START Recorded data
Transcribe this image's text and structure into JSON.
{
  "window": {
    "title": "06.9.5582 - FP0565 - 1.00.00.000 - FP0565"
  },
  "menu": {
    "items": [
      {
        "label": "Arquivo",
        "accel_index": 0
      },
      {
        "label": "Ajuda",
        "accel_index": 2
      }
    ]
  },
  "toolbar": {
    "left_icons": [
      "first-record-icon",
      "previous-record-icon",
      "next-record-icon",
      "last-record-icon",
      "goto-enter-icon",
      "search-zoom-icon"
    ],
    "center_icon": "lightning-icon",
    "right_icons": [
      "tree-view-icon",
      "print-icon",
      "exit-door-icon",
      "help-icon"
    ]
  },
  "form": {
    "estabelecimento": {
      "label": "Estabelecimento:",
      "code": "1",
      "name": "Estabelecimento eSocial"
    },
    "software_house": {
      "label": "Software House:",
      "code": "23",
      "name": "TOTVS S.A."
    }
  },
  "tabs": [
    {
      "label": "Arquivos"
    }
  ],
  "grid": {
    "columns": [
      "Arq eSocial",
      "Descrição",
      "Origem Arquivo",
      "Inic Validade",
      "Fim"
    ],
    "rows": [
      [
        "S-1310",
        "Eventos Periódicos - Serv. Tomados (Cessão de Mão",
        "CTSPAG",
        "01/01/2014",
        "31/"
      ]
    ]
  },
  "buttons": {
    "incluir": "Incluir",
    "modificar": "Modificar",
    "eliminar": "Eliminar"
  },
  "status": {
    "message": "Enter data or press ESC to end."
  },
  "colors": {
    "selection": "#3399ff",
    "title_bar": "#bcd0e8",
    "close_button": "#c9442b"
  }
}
END Recorded data
> Challenge:
All of the records must be repeated exactly.

> Response:
Transcribe this image's text and structure into JSON.
{
  "window": {
    "title": "06.9.5582 - FP0565 - 1.00.00.000 - FP0565"
  },
  "menu": {
    "items": [
      {
        "label": "Arquivo",
        "accel_index": 0
      },
      {
        "label": "Ajuda",
        "accel_index": 2
      }
    ]
  },
  "toolbar": {
    "left_icons": [
      "first-record-icon",
      "previous-record-icon",
      "next-record-icon",
      "last-record-icon",
      "goto-enter-icon",
      "search-zoom-icon"
    ],
    "center_icon": "lightning-icon",
    "right_icons": [
      "tree-view-icon",
      "print-icon",
      "exit-door-icon",
      "help-icon"
    ]
  },
  "form": {
    "estabelecimento": {
      "label": "Estabelecimento:",
      "code": "1",
      "name": "Estabelecimento eSocial"
    },
    "software_house": {
      "label": "Software House:",
      "code": "23",
      "name": "TOTVS S.A."
    }
  },
  "tabs": [
    {
      "label": "Arquivos"
    }
  ],
  "grid": {
    "columns": [
      "Arq eSocial",
      "Descrição",
      "Origem Arquivo",
      "Inic Validade",
      "Fim"
    ],
    "rows": [
      [
        "S-1310",
        "Eventos Periódicos - Serv. Tomados (Cessão de Mão",
        "CTSPAG",
        "01/01/2014",
        "31/"
      ]
    ]
  },
  "buttons": {
    "incluir": "Incluir",
    "modificar": "Modificar",
    "eliminar": "Eliminar"
  },
  "status": {
    "message": "Enter data or press ESC to end."
  },
  "colors": {
    "selection": "#3399ff",
    "title_bar": "#bcd0e8",
    "close_button": "#c9442b"
  }
}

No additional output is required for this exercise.